TASK GOAL: Where a line in the listing below contains the word "lime", copy that line.

Dataset items:
══════════
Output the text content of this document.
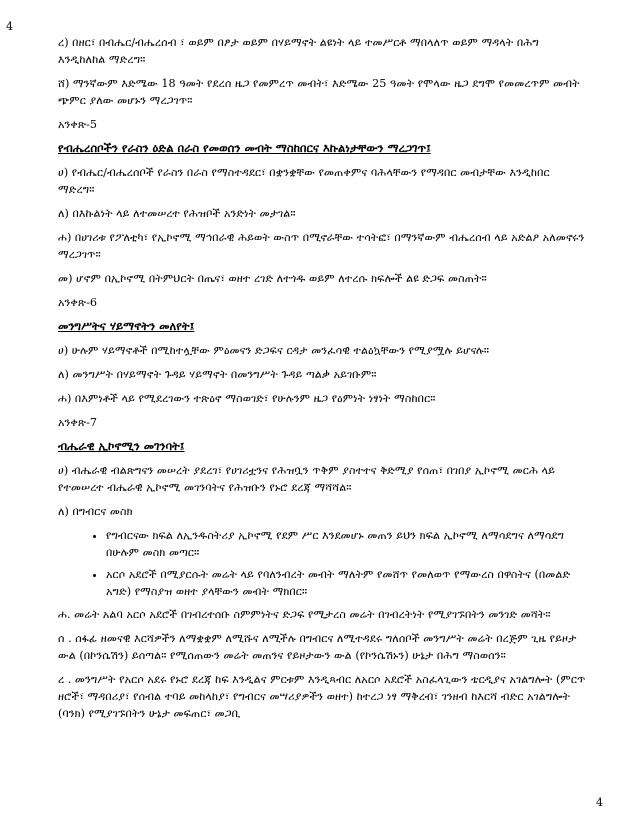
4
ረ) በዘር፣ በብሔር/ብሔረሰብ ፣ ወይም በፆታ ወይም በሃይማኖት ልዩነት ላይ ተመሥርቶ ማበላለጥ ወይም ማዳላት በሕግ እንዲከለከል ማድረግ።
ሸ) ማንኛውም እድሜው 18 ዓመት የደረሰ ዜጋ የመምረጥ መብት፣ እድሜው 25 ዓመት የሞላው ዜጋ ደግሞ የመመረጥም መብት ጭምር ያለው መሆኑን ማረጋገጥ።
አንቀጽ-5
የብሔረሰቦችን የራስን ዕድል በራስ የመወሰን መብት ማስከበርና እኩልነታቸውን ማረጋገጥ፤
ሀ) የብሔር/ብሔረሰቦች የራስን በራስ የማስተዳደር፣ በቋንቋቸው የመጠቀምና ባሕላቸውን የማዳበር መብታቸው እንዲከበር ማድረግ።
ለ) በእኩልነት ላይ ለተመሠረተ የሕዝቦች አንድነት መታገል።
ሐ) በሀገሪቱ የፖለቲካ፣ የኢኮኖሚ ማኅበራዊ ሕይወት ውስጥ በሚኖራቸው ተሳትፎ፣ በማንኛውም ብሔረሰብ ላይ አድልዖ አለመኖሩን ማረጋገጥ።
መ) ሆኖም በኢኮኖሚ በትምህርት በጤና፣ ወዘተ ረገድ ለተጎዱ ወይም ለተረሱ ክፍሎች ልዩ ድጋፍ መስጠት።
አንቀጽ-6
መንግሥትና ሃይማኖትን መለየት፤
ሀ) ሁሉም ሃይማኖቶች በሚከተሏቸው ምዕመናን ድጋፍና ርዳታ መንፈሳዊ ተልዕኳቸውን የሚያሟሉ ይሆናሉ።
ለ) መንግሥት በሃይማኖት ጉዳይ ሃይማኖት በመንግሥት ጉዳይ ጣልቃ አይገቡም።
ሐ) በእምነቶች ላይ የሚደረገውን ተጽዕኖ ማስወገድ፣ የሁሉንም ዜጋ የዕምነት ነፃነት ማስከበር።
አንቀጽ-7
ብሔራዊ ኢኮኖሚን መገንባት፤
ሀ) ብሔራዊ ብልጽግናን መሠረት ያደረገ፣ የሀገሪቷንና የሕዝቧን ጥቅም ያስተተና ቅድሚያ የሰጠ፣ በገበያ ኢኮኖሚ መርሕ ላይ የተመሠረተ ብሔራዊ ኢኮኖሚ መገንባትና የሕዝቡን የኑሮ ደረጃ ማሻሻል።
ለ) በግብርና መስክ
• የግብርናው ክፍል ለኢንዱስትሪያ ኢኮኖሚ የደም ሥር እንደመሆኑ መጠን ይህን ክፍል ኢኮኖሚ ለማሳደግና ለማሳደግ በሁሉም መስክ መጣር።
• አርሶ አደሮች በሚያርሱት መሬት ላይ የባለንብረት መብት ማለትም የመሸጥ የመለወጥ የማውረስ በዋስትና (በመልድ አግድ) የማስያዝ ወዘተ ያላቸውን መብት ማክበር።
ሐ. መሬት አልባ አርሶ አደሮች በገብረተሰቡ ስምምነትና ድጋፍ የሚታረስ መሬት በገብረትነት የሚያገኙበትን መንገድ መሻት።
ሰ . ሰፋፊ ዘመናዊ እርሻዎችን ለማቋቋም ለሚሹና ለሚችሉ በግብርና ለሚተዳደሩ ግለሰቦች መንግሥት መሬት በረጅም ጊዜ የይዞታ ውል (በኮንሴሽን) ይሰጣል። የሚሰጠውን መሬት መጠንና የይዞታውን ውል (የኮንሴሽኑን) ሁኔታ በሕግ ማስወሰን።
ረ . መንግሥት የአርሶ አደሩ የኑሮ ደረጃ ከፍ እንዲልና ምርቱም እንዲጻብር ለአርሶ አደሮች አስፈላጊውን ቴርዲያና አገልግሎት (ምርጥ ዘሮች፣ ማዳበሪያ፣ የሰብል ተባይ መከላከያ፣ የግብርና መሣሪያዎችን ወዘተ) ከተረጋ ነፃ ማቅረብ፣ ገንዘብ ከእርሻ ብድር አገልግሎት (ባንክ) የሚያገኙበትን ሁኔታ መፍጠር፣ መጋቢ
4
══════════
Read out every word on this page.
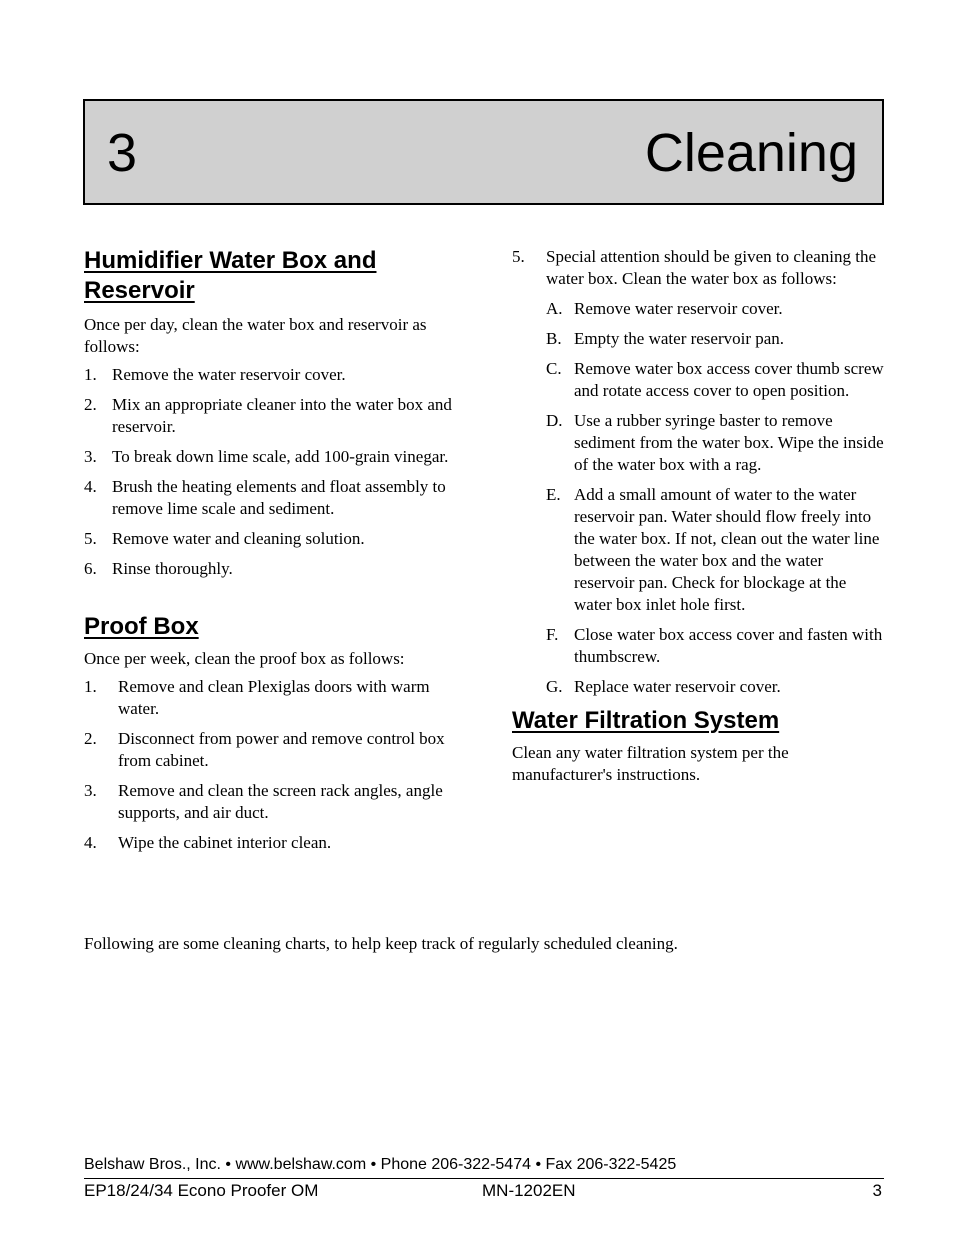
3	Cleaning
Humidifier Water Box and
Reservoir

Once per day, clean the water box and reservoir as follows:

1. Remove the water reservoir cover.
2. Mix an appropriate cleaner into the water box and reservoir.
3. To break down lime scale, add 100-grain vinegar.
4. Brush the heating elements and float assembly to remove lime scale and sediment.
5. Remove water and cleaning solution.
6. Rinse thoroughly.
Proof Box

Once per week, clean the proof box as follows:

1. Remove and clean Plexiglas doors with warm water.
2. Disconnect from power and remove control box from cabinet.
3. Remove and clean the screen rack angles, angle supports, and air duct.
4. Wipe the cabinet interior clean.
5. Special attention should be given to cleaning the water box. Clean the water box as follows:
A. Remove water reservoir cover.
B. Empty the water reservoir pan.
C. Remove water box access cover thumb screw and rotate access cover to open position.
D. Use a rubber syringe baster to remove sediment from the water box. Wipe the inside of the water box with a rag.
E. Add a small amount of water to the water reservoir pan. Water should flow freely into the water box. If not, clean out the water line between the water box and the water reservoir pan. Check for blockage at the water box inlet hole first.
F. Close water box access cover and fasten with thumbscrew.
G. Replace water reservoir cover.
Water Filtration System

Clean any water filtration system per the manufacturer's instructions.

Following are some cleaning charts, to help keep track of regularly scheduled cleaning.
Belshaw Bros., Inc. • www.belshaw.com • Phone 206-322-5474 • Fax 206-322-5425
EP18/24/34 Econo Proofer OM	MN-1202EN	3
══════════
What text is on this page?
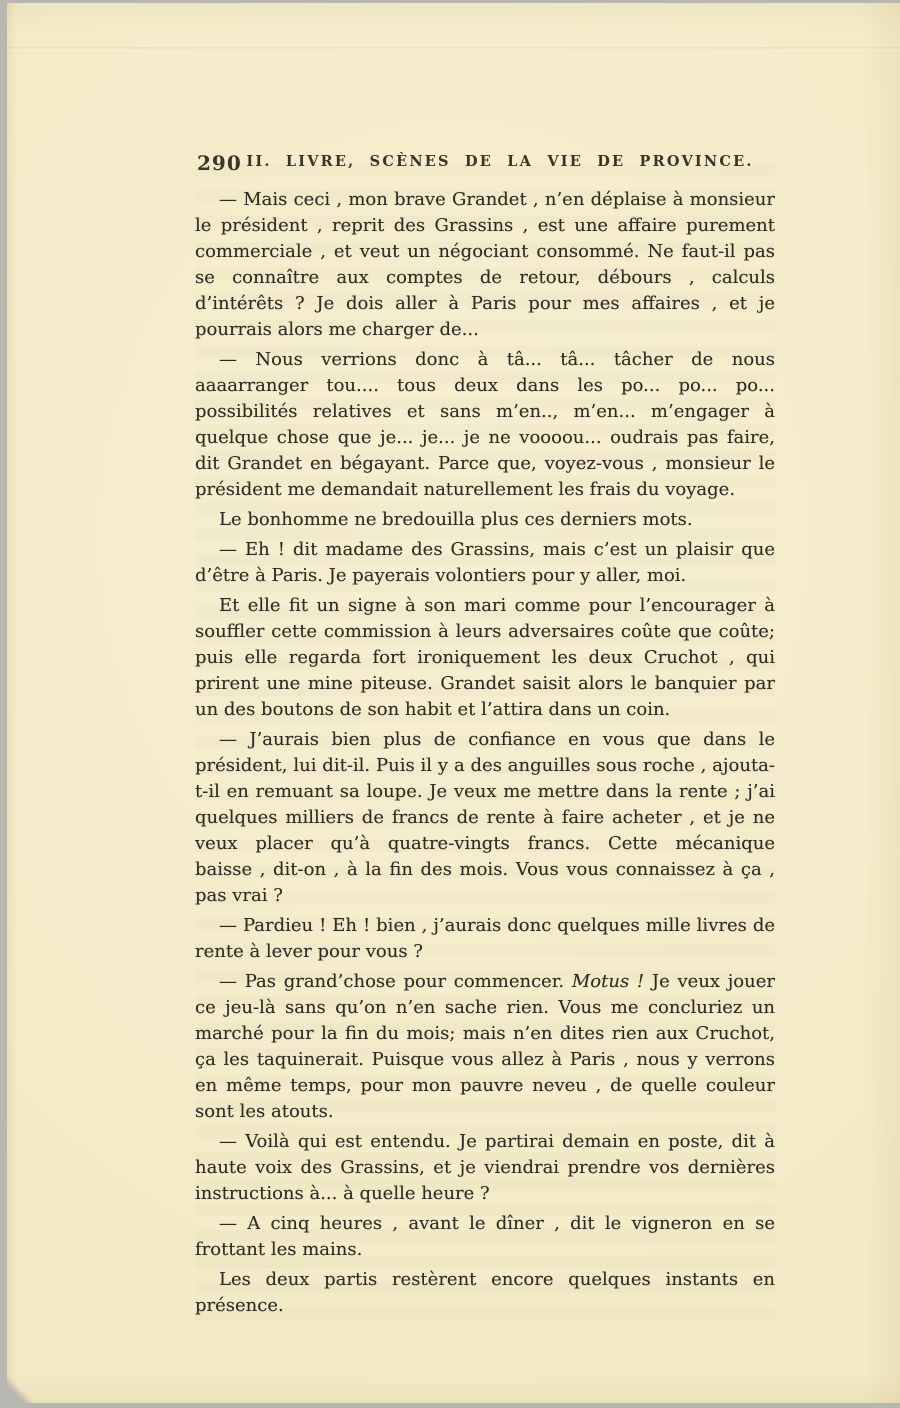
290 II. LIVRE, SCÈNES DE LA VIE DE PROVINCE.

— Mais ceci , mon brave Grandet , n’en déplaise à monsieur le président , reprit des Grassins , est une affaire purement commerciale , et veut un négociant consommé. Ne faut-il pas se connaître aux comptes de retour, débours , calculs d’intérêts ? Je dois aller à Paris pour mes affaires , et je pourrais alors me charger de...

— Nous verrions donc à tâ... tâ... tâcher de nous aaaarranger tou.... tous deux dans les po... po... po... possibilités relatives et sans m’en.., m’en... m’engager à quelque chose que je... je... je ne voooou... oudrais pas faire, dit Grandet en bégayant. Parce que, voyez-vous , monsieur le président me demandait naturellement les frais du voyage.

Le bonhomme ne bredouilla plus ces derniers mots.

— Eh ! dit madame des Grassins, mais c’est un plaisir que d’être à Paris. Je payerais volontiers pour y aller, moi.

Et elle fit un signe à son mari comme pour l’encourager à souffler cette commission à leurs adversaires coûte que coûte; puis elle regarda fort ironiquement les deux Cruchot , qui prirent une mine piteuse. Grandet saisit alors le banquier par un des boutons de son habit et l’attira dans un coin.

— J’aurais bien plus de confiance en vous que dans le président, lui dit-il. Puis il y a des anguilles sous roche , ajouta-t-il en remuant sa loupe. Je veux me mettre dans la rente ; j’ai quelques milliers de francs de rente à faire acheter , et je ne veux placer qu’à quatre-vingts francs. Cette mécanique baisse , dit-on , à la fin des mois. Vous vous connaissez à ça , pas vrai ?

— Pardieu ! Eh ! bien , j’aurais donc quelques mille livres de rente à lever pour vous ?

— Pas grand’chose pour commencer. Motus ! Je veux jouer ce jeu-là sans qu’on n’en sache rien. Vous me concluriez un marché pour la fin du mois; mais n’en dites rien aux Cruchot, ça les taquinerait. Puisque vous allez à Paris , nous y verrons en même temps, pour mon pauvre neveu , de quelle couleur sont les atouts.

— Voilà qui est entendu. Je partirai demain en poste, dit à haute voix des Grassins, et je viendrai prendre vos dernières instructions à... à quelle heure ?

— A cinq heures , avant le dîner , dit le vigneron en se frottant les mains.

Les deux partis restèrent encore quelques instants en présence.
══════════
COMPLETED EXERCISE:
3. To break down lime scale, add 100-grain vinegar.
4. Brush the heating elements and float assembly to remove lime scale and sediment.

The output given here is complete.